## What to produce
Omit the pictures and output every entry below exactly as written.

## Entries supplied

══════════════════════════════

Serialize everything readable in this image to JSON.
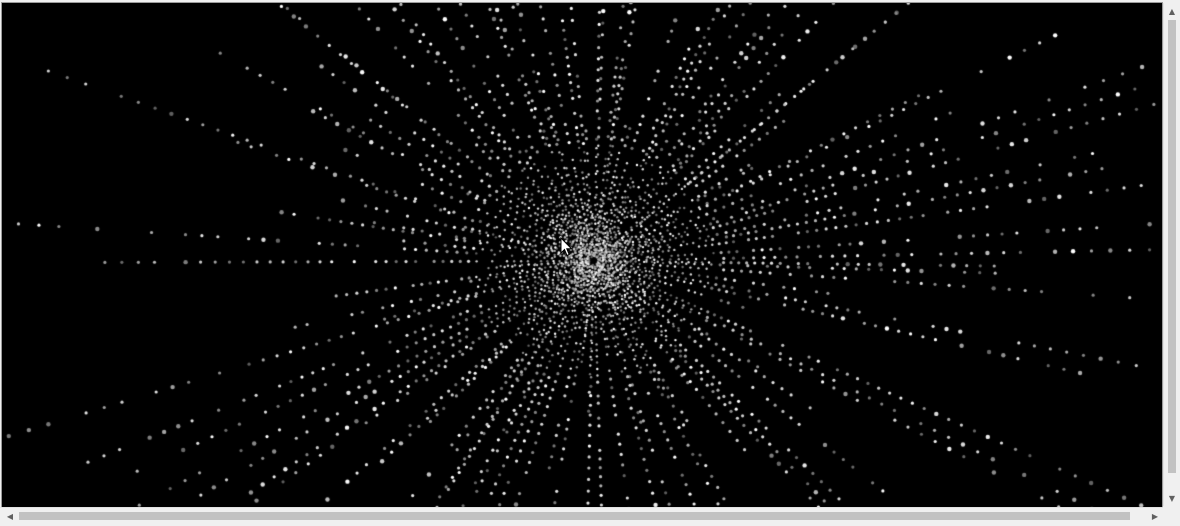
{
  "scene": {
    "background": "#000000",
    "star_color": "#ffffff",
    "pointer": "mouse-cursor-icon"
  },
  "scrollbars": {
    "vertical": {
      "up_icon": "arrow-up-icon",
      "down_icon": "arrow-down-icon",
      "up_glyph": "▲",
      "down_glyph": "▼"
    },
    "horizontal": {
      "left_icon": "arrow-left-icon",
      "right_icon": "arrow-right-icon",
      "left_glyph": "◀",
      "right_glyph": "▶"
    },
    "track_color": "#f0f0f0",
    "thumb_color": "#c2c2c2"
  }
}
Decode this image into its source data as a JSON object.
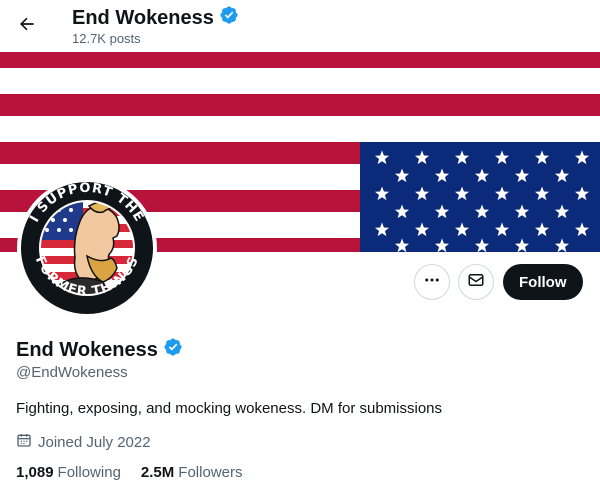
{
  "header": {
    "name": "End Wokeness",
    "posts": "12.7K posts"
  },
  "avatar": {
    "ring_text_top": "I SUPPORT THE",
    "ring_text_bottom": "FORMER THINGS"
  },
  "actions": {
    "follow_label": "Follow"
  },
  "profile": {
    "name": "End Wokeness",
    "handle": "@EndWokeness",
    "bio": "Fighting, exposing, and mocking wokeness. DM for submissions",
    "joined": "Joined July 2022",
    "following_count": "1,089",
    "following_label": "Following",
    "followers_count": "2.5M",
    "followers_label": "Followers"
  },
  "colors": {
    "verified": "#1d9bf0",
    "flag_red": "#b8133a",
    "flag_blue": "#0c2a7a",
    "text": "#0f1419",
    "muted": "#536471"
  },
  "icons": {
    "back": "arrow-left-icon",
    "verified": "verified-badge-icon",
    "more": "more-horizontal-icon",
    "message": "envelope-icon",
    "calendar": "calendar-icon"
  }
}
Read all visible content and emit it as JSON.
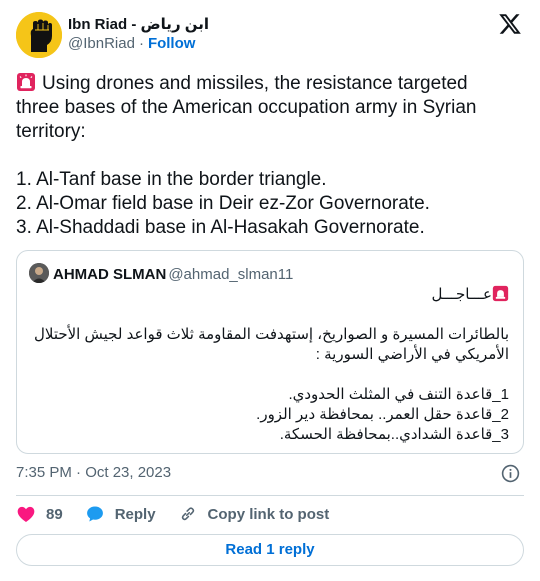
{
  "author": {
    "display_name": "Ibn Riad - ابن رياض",
    "handle": "@IbnRiad",
    "separator": "·",
    "follow_label": "Follow"
  },
  "tweet": {
    "lines": [
      "Using drones and missiles, the resistance targeted",
      "three bases of the American occupation army in Syrian",
      "territory:",
      "",
      "1. Al-Tanf base in the border triangle.",
      "2. Al-Omar field base in Deir ez-Zor Governorate.",
      "3. Al-Shaddadi base in Al-Hasakah Governorate."
    ]
  },
  "quote": {
    "name": "AHMAD SLMAN",
    "handle": "@ahmad_slman11",
    "lines": [
      "عـــاجـــل",
      "",
      "بالطائرات المسيرة و الصواريخ، إستهدفت المقاومة ثلاث قواعد لجيش الأحتلال",
      "الأمريكي في الأراضي السورية :",
      "",
      "1_قاعدة التنف في المثلث الحدودي.",
      "2_قاعدة حقل العمر.. بمحافظة دير الزور.",
      "3_قاعدة الشدادي..بمحافظة الحسكة."
    ]
  },
  "meta": {
    "timestamp": "7:35 PM · Oct 23, 2023"
  },
  "actions": {
    "like_count": "89",
    "reply_label": "Reply",
    "copy_label": "Copy link to post"
  },
  "read_replies_label": "Read 1 reply",
  "colors": {
    "accent": "#006fd6",
    "like": "#f91880",
    "reply_icon": "#1d9bf0",
    "border": "#cfd9de",
    "muted": "#536471"
  },
  "icons": [
    "siren-icon",
    "x-logo-icon",
    "info-icon",
    "heart-icon",
    "reply-bubble-icon",
    "link-icon"
  ]
}
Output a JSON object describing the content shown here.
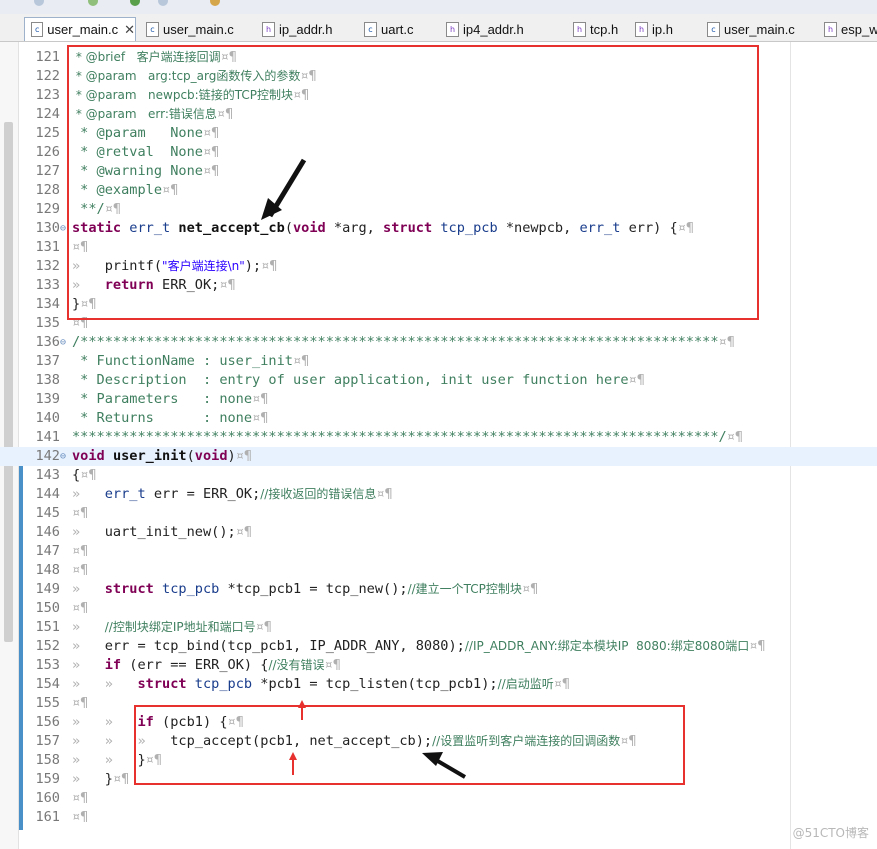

══════════════════════════════

## Exercise response
Serialize everything readable in this image to JSON.
{
  "scene": {
    "background": "#000000",
    "star_color": "#ffffff",
    "pointer": "mouse-cursor-icon"
  },
  "scrollbars": {
    "vertical": {
      "up_icon": "arrow-up-icon",
      "down_icon": "arrow-down-icon",
      "up_glyph": "▲",
      "down_glyph": "▼"
    },
    "horizontal": {
      "left_icon": "arrow-left-icon",
      "right_icon": "arrow-right-icon",
      "left_glyph": "◀",
      "right_glyph": "▶"
    },
    "track_color": "#f0f0f0",
    "thumb_color": "#c2c2c2"
  }
}
Decode this image into its source data as a JSON object.
{
  "header": {
    "name": "End Wokeness",
    "posts": "12.7K posts"
  },
  "avatar": {
    "ring_text_top": "I SUPPORT THE",
    "ring_text_bottom": "FORMER THINGS"
  },
  "actions": {
    "follow_label": "Follow"
  },
  "profile": {
    "name": "End Wokeness",
    "handle": "@EndWokeness",
    "bio": "Fighting, exposing, and mocking wokeness. DM for submissions",
    "joined": "Joined July 2022",
    "following_count": "1,089",
    "following_label": "Following",
    "followers_count": "2.5M",
    "followers_label": "Followers"
  },
  "colors": {
    "verified": "#1d9bf0",
    "flag_red": "#b8133a",
    "flag_blue": "#0c2a7a",
    "text": "#0f1419",
    "muted": "#536471"
  },
  "icons": {
    "back": "arrow-left-icon",
    "verified": "verified-badge-icon",
    "more": "more-horizontal-icon",
    "message": "envelope-icon",
    "calendar": "calendar-icon"
  }
}
Read all visible content and emit it as JSON.
{
  "author": {
    "display_name": "Ibn Riad - ابن رياض",
    "handle": "@IbnRiad",
    "separator": "·",
    "follow_label": "Follow"
  },
  "tweet": {
    "lines": [
      "Using drones and missiles, the resistance targeted",
      "three bases of the American occupation army in Syrian",
      "territory:",
      "",
      "1. Al-Tanf base in the border triangle.",
      "2. Al-Omar field base in Deir ez-Zor Governorate.",
      "3. Al-Shaddadi base in Al-Hasakah Governorate."
    ]
  },
  "quote": {
    "name": "AHMAD SLMAN",
    "handle": "@ahmad_slman11",
    "lines": [
      "عـــاجـــل",
      "",
      "بالطائرات المسيرة و الصواريخ، إستهدفت المقاومة ثلاث قواعد لجيش الأحتلال",
      "الأمريكي في الأراضي السورية :",
      "",
      "1_قاعدة التنف في المثلث الحدودي.",
      "2_قاعدة حقل العمر.. بمحافظة دير الزور.",
      "3_قاعدة الشدادي..بمحافظة الحسكة."
    ]
  },
  "meta": {
    "timestamp": "7:35 PM · Oct 23, 2023"
  },
  "actions": {
    "like_count": "89",
    "reply_label": "Reply",
    "copy_label": "Copy link to post"
  },
  "read_replies_label": "Read 1 reply",
  "colors": {
    "accent": "#006fd6",
    "like": "#f91880",
    "reply_icon": "#1d9bf0",
    "border": "#cfd9de",
    "muted": "#536471"
  },
  "icons": [
    "siren-icon",
    "x-logo-icon",
    "info-icon",
    "heart-icon",
    "reply-bubble-icon",
    "link-icon"
  ]
}
Output a JSON object describing the content shown here.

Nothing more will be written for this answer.